Problem details
Find and copy lines holding "TradingView".

----------

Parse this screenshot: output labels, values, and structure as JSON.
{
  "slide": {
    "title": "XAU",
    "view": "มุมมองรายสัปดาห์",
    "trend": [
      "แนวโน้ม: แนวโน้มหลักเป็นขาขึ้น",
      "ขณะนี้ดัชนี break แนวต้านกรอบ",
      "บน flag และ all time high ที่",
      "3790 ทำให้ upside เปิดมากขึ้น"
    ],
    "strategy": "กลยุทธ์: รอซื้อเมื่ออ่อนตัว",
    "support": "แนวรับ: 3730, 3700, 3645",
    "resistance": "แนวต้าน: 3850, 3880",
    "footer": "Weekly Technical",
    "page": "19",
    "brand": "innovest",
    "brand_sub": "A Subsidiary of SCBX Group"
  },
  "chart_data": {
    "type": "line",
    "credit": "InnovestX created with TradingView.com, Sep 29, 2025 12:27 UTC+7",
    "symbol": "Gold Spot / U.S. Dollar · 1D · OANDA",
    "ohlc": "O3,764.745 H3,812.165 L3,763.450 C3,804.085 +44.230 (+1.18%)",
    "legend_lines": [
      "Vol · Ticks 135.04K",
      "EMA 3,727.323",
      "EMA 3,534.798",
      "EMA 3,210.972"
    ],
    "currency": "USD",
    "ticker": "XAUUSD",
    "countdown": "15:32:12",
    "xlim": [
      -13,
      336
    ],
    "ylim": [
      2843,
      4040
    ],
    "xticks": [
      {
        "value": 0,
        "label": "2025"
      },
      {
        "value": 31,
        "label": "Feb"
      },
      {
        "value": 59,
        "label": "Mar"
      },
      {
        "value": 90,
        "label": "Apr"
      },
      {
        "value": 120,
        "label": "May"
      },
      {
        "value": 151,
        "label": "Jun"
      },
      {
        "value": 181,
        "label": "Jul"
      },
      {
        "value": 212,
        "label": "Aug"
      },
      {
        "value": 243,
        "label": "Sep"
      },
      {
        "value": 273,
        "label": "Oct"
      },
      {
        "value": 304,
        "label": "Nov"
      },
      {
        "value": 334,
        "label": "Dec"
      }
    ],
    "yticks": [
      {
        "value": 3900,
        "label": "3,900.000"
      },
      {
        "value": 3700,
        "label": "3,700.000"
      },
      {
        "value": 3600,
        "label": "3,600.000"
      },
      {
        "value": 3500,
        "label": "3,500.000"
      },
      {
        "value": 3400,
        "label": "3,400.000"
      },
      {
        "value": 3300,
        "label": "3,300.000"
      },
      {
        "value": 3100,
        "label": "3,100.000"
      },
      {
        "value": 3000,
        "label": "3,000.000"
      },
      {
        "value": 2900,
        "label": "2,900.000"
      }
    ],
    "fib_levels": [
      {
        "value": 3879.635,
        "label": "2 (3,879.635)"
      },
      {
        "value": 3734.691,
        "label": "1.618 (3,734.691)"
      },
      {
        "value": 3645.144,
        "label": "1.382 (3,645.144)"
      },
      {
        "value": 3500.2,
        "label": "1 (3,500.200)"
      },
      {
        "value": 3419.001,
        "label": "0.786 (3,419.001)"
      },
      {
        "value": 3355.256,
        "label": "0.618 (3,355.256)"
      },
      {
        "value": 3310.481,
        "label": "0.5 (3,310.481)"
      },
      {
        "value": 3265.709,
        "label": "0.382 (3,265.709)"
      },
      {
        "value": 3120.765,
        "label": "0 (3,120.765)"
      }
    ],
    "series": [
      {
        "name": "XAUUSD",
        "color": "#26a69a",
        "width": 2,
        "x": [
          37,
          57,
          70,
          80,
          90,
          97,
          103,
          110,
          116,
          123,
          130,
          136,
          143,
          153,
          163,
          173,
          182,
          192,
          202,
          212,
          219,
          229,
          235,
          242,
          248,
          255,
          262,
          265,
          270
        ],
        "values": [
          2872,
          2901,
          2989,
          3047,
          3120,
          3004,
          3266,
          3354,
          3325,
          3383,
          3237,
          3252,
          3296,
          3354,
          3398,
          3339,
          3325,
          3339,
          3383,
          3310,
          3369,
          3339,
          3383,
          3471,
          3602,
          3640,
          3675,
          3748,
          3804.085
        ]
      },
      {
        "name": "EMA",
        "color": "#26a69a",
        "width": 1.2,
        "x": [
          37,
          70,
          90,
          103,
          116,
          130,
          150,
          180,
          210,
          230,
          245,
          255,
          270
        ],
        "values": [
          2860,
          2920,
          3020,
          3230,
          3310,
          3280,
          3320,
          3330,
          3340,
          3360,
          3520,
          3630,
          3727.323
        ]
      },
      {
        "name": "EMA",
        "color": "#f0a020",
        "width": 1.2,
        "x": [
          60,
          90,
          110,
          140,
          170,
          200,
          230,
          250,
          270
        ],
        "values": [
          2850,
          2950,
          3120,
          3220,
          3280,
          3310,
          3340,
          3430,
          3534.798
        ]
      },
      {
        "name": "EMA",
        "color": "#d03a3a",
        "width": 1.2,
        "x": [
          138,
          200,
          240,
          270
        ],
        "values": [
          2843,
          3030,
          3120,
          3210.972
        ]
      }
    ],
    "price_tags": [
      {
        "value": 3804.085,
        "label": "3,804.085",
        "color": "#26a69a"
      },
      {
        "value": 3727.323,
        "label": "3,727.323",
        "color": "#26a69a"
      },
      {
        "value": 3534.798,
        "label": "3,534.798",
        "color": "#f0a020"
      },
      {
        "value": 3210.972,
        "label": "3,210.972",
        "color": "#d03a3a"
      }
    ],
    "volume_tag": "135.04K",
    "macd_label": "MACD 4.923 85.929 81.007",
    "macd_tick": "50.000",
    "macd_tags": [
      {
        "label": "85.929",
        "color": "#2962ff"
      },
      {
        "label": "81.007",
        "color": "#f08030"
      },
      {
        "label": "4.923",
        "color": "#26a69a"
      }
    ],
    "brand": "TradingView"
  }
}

----------

Response to this exercise
    "credit": "InnovestX created with TradingView.com, Sep 29, 2025 12:27 UTC+7",
    "brand": "TradingView"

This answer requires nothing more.